══ Provided records ══

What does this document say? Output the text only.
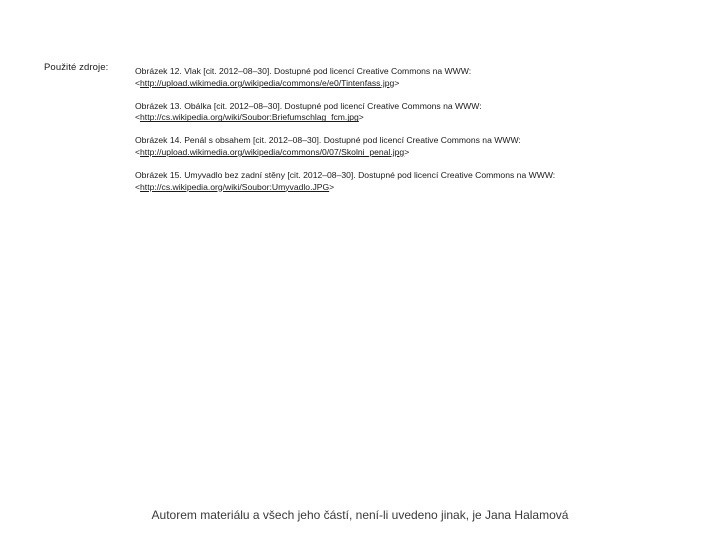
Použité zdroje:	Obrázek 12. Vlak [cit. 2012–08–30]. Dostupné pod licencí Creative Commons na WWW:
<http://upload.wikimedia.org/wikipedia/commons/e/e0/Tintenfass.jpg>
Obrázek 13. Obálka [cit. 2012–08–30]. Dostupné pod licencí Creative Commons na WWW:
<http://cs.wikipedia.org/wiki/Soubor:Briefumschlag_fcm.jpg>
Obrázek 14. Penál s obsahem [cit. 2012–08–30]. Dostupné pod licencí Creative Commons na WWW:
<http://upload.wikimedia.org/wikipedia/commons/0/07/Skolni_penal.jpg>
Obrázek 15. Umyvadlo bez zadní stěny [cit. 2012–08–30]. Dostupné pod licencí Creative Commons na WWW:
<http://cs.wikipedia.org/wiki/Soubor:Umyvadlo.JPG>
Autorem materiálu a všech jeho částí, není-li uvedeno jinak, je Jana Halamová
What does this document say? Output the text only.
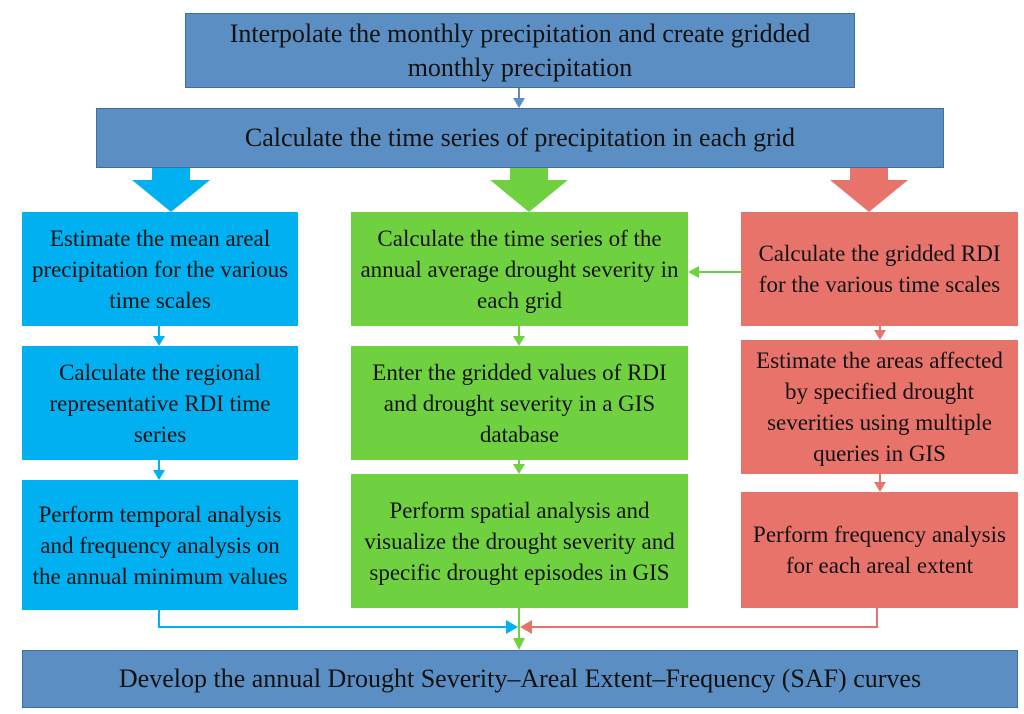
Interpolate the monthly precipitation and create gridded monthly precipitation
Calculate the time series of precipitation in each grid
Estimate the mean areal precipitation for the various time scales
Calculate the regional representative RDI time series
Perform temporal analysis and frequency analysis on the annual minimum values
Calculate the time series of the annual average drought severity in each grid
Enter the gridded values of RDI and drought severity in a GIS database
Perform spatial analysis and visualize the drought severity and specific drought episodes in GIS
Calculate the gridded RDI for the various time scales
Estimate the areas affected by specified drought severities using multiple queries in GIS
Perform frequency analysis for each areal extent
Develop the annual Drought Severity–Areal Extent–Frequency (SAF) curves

═══

> **Job**: Extract every line of the data exactly; pictures stay out.

> **Output for this task**:
What does this document say? Output the text only.
Použité zdroje:	Obrázek 12. Vlak [cit. 2012–08–30]. Dostupné pod licencí Creative Commons na WWW:
<http://upload.wikimedia.org/wikipedia/commons/e/e0/Tintenfass.jpg>
Obrázek 13. Obálka [cit. 2012–08–30]. Dostupné pod licencí Creative Commons na WWW:
<http://cs.wikipedia.org/wiki/Soubor:Briefumschlag_fcm.jpg>
Obrázek 14. Penál s obsahem [cit. 2012–08–30]. Dostupné pod licencí Creative Commons na WWW:
<http://upload.wikimedia.org/wikipedia/commons/0/07/Skolni_penal.jpg>
Obrázek 15. Umyvadlo bez zadní stěny [cit. 2012–08–30]. Dostupné pod licencí Creative Commons na WWW:
<http://cs.wikipedia.org/wiki/Soubor:Umyvadlo.JPG>
Autorem materiálu a všech jeho částí, není-li uvedeno jinak, je Jana Halamová
What does this document say? Output the text only.
Interpolate the monthly precipitation and create gridded monthly precipitation
Calculate the time series of precipitation in each grid
Estimate the mean areal precipitation for the various time scales
Calculate the regional representative RDI time series
Perform temporal analysis and frequency analysis on the annual minimum values
Calculate the time series of the annual average drought severity in each grid
Enter the gridded values of RDI and drought severity in a GIS database
Perform spatial analysis and visualize the drought severity and specific drought episodes in GIS
Calculate the gridded RDI for the various time scales
Estimate the areas affected by specified drought severities using multiple queries in GIS
Perform frequency analysis for each areal extent
Develop the annual Drought Severity–Areal Extent–Frequency (SAF) curves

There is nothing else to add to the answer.